REQUIREMENT –
Look through the material below. Copy every line with the string "color" in it.
>> begin DATASET
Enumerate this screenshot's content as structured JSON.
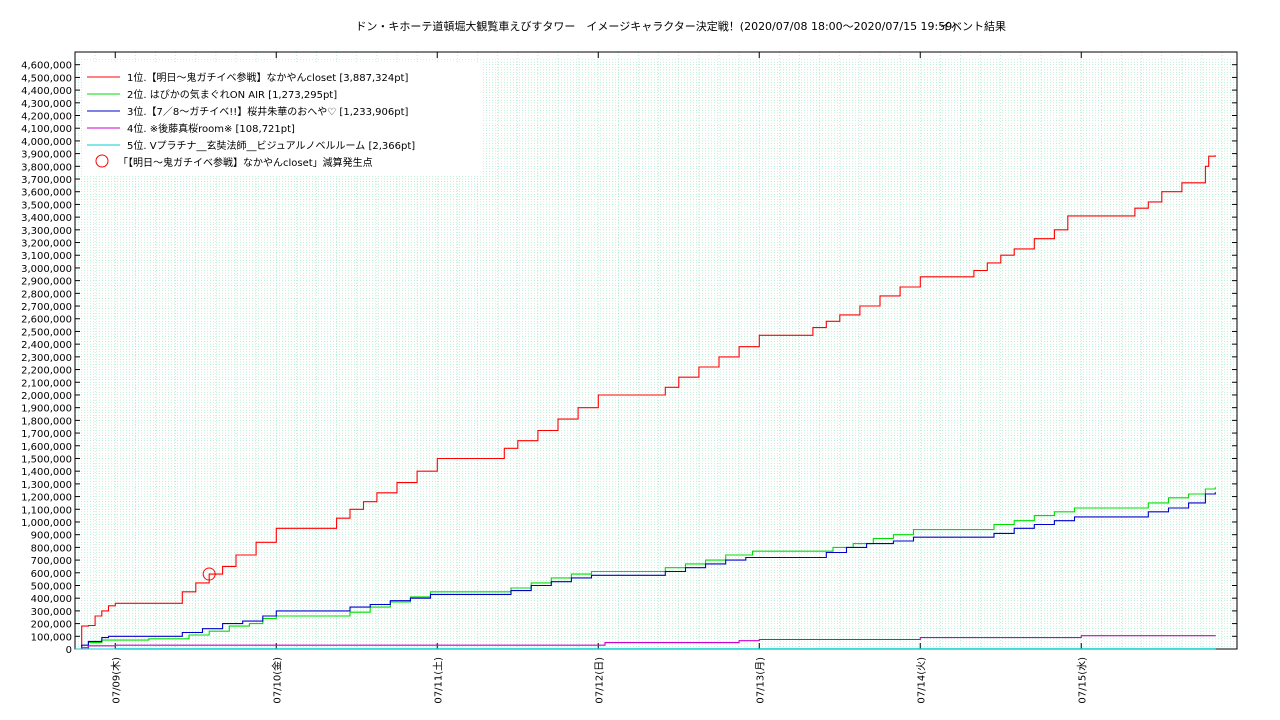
{
  "chart_data": {
    "type": "line",
    "title": "ドン・キホーテ道頓堀大観覧車えびすタワー　イメージキャラクター決定戦！(2020/07/08 18:00～2020/07/15 19:59)",
    "subtitle": "イベント結果",
    "xlabel": "",
    "ylabel": "",
    "ylim": [
      0,
      4700000
    ],
    "y_ticks": [
      "0",
      "100,000",
      "200,000",
      "300,000",
      "400,000",
      "500,000",
      "600,000",
      "700,000",
      "800,000",
      "900,000",
      "1,000,000",
      "1,100,000",
      "1,200,000",
      "1,300,000",
      "1,400,000",
      "1,500,000",
      "1,600,000",
      "1,700,000",
      "1,800,000",
      "1,900,000",
      "2,000,000",
      "2,100,000",
      "2,200,000",
      "2,300,000",
      "2,400,000",
      "2,500,000",
      "2,600,000",
      "2,700,000",
      "2,800,000",
      "2,900,000",
      "3,000,000",
      "3,100,000",
      "3,200,000",
      "3,300,000",
      "3,400,000",
      "3,500,000",
      "3,600,000",
      "3,700,000",
      "3,800,000",
      "3,900,000",
      "4,000,000",
      "4,100,000",
      "4,200,000",
      "4,300,000",
      "4,400,000",
      "4,500,000",
      "4,600,000"
    ],
    "x_ticks": [
      "07/09(木)",
      "07/10(金)",
      "07/11(土)",
      "07/12(日)",
      "07/13(月)",
      "07/14(火)",
      "07/15(水)"
    ],
    "grid": true,
    "legend_position": "top-left",
    "series": [
      {
        "name": "1位.【明日〜鬼ガチイベ参戦】なかやんcloset [3,887,324pt]",
        "color": "#ff0000",
        "points": [
          [
            "2020-07-08 18:00",
            0
          ],
          [
            "2020-07-08 19:00",
            180000
          ],
          [
            "2020-07-08 20:00",
            185000
          ],
          [
            "2020-07-08 21:00",
            260000
          ],
          [
            "2020-07-08 22:00",
            300000
          ],
          [
            "2020-07-08 23:00",
            340000
          ],
          [
            "2020-07-09 00:00",
            360000
          ],
          [
            "2020-07-09 09:00",
            360000
          ],
          [
            "2020-07-09 10:00",
            450000
          ],
          [
            "2020-07-09 12:00",
            520000
          ],
          [
            "2020-07-09 14:00",
            590000
          ],
          [
            "2020-07-09 16:00",
            650000
          ],
          [
            "2020-07-09 18:00",
            740000
          ],
          [
            "2020-07-09 21:00",
            840000
          ],
          [
            "2020-07-10 00:00",
            950000
          ],
          [
            "2020-07-10 07:00",
            950000
          ],
          [
            "2020-07-10 09:00",
            1030000
          ],
          [
            "2020-07-10 11:00",
            1100000
          ],
          [
            "2020-07-10 13:00",
            1160000
          ],
          [
            "2020-07-10 15:00",
            1230000
          ],
          [
            "2020-07-10 18:00",
            1310000
          ],
          [
            "2020-07-10 21:00",
            1400000
          ],
          [
            "2020-07-11 00:00",
            1500000
          ],
          [
            "2020-07-11 09:00",
            1500000
          ],
          [
            "2020-07-11 10:00",
            1580000
          ],
          [
            "2020-07-11 12:00",
            1640000
          ],
          [
            "2020-07-11 15:00",
            1720000
          ],
          [
            "2020-07-11 18:00",
            1810000
          ],
          [
            "2020-07-11 21:00",
            1900000
          ],
          [
            "2020-07-12 00:00",
            2000000
          ],
          [
            "2020-07-12 09:00",
            2000000
          ],
          [
            "2020-07-12 10:00",
            2060000
          ],
          [
            "2020-07-12 12:00",
            2140000
          ],
          [
            "2020-07-12 15:00",
            2220000
          ],
          [
            "2020-07-12 18:00",
            2300000
          ],
          [
            "2020-07-12 21:00",
            2380000
          ],
          [
            "2020-07-13 00:00",
            2470000
          ],
          [
            "2020-07-13 07:00",
            2470000
          ],
          [
            "2020-07-13 08:00",
            2530000
          ],
          [
            "2020-07-13 10:00",
            2580000
          ],
          [
            "2020-07-13 12:00",
            2630000
          ],
          [
            "2020-07-13 15:00",
            2700000
          ],
          [
            "2020-07-13 18:00",
            2780000
          ],
          [
            "2020-07-13 21:00",
            2850000
          ],
          [
            "2020-07-14 00:00",
            2930000
          ],
          [
            "2020-07-14 07:00",
            2930000
          ],
          [
            "2020-07-14 08:00",
            2980000
          ],
          [
            "2020-07-14 10:00",
            3040000
          ],
          [
            "2020-07-14 12:00",
            3100000
          ],
          [
            "2020-07-14 14:00",
            3150000
          ],
          [
            "2020-07-14 17:00",
            3230000
          ],
          [
            "2020-07-14 20:00",
            3300000
          ],
          [
            "2020-07-14 22:00",
            3410000
          ],
          [
            "2020-07-15 07:00",
            3410000
          ],
          [
            "2020-07-15 08:00",
            3470000
          ],
          [
            "2020-07-15 10:00",
            3520000
          ],
          [
            "2020-07-15 12:00",
            3600000
          ],
          [
            "2020-07-15 15:00",
            3670000
          ],
          [
            "2020-07-15 18:00",
            3670000
          ],
          [
            "2020-07-15 18:30",
            3800000
          ],
          [
            "2020-07-15 19:00",
            3880000
          ],
          [
            "2020-07-15 19:59",
            3887324
          ]
        ]
      },
      {
        "name": "2位. はぴかの気まぐれON AIR [1,273,295pt]",
        "color": "#00dd00",
        "points": [
          [
            "2020-07-08 18:00",
            0
          ],
          [
            "2020-07-08 20:00",
            50000
          ],
          [
            "2020-07-08 22:00",
            70000
          ],
          [
            "2020-07-09 02:00",
            70000
          ],
          [
            "2020-07-09 05:00",
            80000
          ],
          [
            "2020-07-09 08:00",
            80000
          ],
          [
            "2020-07-09 11:00",
            110000
          ],
          [
            "2020-07-09 14:00",
            140000
          ],
          [
            "2020-07-09 17:00",
            180000
          ],
          [
            "2020-07-09 20:00",
            200000
          ],
          [
            "2020-07-09 22:00",
            240000
          ],
          [
            "2020-07-10 00:00",
            260000
          ],
          [
            "2020-07-10 09:00",
            260000
          ],
          [
            "2020-07-10 11:00",
            290000
          ],
          [
            "2020-07-10 14:00",
            330000
          ],
          [
            "2020-07-10 17:00",
            370000
          ],
          [
            "2020-07-10 20:00",
            410000
          ],
          [
            "2020-07-10 23:00",
            450000
          ],
          [
            "2020-07-11 09:00",
            450000
          ],
          [
            "2020-07-11 11:00",
            480000
          ],
          [
            "2020-07-11 14:00",
            520000
          ],
          [
            "2020-07-11 17:00",
            560000
          ],
          [
            "2020-07-11 20:00",
            590000
          ],
          [
            "2020-07-11 23:00",
            610000
          ],
          [
            "2020-07-12 07:00",
            610000
          ],
          [
            "2020-07-12 10:00",
            640000
          ],
          [
            "2020-07-12 13:00",
            670000
          ],
          [
            "2020-07-12 16:00",
            700000
          ],
          [
            "2020-07-12 19:00",
            740000
          ],
          [
            "2020-07-12 23:00",
            770000
          ],
          [
            "2020-07-13 09:00",
            770000
          ],
          [
            "2020-07-13 11:00",
            800000
          ],
          [
            "2020-07-13 14:00",
            830000
          ],
          [
            "2020-07-13 17:00",
            870000
          ],
          [
            "2020-07-13 20:00",
            900000
          ],
          [
            "2020-07-13 23:00",
            940000
          ],
          [
            "2020-07-14 09:00",
            940000
          ],
          [
            "2020-07-14 11:00",
            980000
          ],
          [
            "2020-07-14 14:00",
            1010000
          ],
          [
            "2020-07-14 17:00",
            1050000
          ],
          [
            "2020-07-14 20:00",
            1080000
          ],
          [
            "2020-07-14 23:00",
            1110000
          ],
          [
            "2020-07-15 08:00",
            1110000
          ],
          [
            "2020-07-15 10:00",
            1150000
          ],
          [
            "2020-07-15 13:00",
            1190000
          ],
          [
            "2020-07-15 16:00",
            1220000
          ],
          [
            "2020-07-15 18:30",
            1260000
          ],
          [
            "2020-07-15 19:59",
            1273295
          ]
        ]
      },
      {
        "name": "3位.【7／8〜ガチイベ!!】桜井朱華のおへや♡ [1,233,906pt]",
        "color": "#0000cc",
        "points": [
          [
            "2020-07-08 18:00",
            0
          ],
          [
            "2020-07-08 19:00",
            30000
          ],
          [
            "2020-07-08 20:00",
            60000
          ],
          [
            "2020-07-08 22:00",
            90000
          ],
          [
            "2020-07-08 23:00",
            100000
          ],
          [
            "2020-07-09 08:00",
            100000
          ],
          [
            "2020-07-09 10:00",
            130000
          ],
          [
            "2020-07-09 13:00",
            160000
          ],
          [
            "2020-07-09 16:00",
            200000
          ],
          [
            "2020-07-09 19:00",
            220000
          ],
          [
            "2020-07-09 22:00",
            260000
          ],
          [
            "2020-07-10 00:00",
            300000
          ],
          [
            "2020-07-10 09:00",
            300000
          ],
          [
            "2020-07-10 11:00",
            330000
          ],
          [
            "2020-07-10 14:00",
            350000
          ],
          [
            "2020-07-10 17:00",
            380000
          ],
          [
            "2020-07-10 20:00",
            400000
          ],
          [
            "2020-07-10 23:00",
            430000
          ],
          [
            "2020-07-11 09:00",
            430000
          ],
          [
            "2020-07-11 11:00",
            460000
          ],
          [
            "2020-07-11 14:00",
            500000
          ],
          [
            "2020-07-11 17:00",
            530000
          ],
          [
            "2020-07-11 20:00",
            560000
          ],
          [
            "2020-07-11 23:00",
            580000
          ],
          [
            "2020-07-12 08:00",
            580000
          ],
          [
            "2020-07-12 10:00",
            610000
          ],
          [
            "2020-07-12 13:00",
            640000
          ],
          [
            "2020-07-12 16:00",
            670000
          ],
          [
            "2020-07-12 19:00",
            700000
          ],
          [
            "2020-07-12 22:00",
            720000
          ],
          [
            "2020-07-13 08:00",
            720000
          ],
          [
            "2020-07-13 10:00",
            760000
          ],
          [
            "2020-07-13 13:00",
            800000
          ],
          [
            "2020-07-13 16:00",
            830000
          ],
          [
            "2020-07-13 20:00",
            850000
          ],
          [
            "2020-07-13 23:00",
            880000
          ],
          [
            "2020-07-14 09:00",
            880000
          ],
          [
            "2020-07-14 11:00",
            910000
          ],
          [
            "2020-07-14 14:00",
            950000
          ],
          [
            "2020-07-14 17:00",
            980000
          ],
          [
            "2020-07-14 20:00",
            1010000
          ],
          [
            "2020-07-14 23:00",
            1040000
          ],
          [
            "2020-07-15 08:00",
            1040000
          ],
          [
            "2020-07-15 10:00",
            1080000
          ],
          [
            "2020-07-15 13:00",
            1110000
          ],
          [
            "2020-07-15 16:00",
            1150000
          ],
          [
            "2020-07-15 18:30",
            1220000
          ],
          [
            "2020-07-15 19:59",
            1233906
          ]
        ]
      },
      {
        "name": "4位. ※後藤真桜room※ [108,721pt]",
        "color": "#cc00cc",
        "points": [
          [
            "2020-07-08 18:00",
            0
          ],
          [
            "2020-07-08 19:00",
            10000
          ],
          [
            "2020-07-08 20:00",
            25000
          ],
          [
            "2020-07-09 00:00",
            30000
          ],
          [
            "2020-07-12 00:00",
            30000
          ],
          [
            "2020-07-12 01:00",
            50000
          ],
          [
            "2020-07-12 20:00",
            50000
          ],
          [
            "2020-07-12 21:00",
            65000
          ],
          [
            "2020-07-13 00:00",
            75000
          ],
          [
            "2020-07-13 23:00",
            75000
          ],
          [
            "2020-07-14 00:00",
            90000
          ],
          [
            "2020-07-14 23:00",
            90000
          ],
          [
            "2020-07-15 00:00",
            105000
          ],
          [
            "2020-07-15 19:59",
            108721
          ]
        ]
      },
      {
        "name": "5位. Vプラチナ__玄奘法師__ビジュアルノベルルーム [2,366pt]",
        "color": "#00cccc",
        "points": [
          [
            "2020-07-08 18:00",
            0
          ],
          [
            "2020-07-09 00:00",
            1500
          ],
          [
            "2020-07-15 19:59",
            2366
          ]
        ]
      }
    ],
    "annotations": [
      {
        "type": "circle-marker",
        "label": "「【明日〜鬼ガチイベ参戦】なかやんcloset」減算発生点",
        "x": "2020-07-09 14:00",
        "y": 590000,
        "color": "#ff0000"
      }
    ]
  }
}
>> end DATASET
EXERCISE ANSWER –
        "color": "#ff0000",
        "color": "#00dd00",
        "color": "#0000cc",
        "color": "#cc00cc",
        "color": "#00cccc",
        "color": "#ff0000"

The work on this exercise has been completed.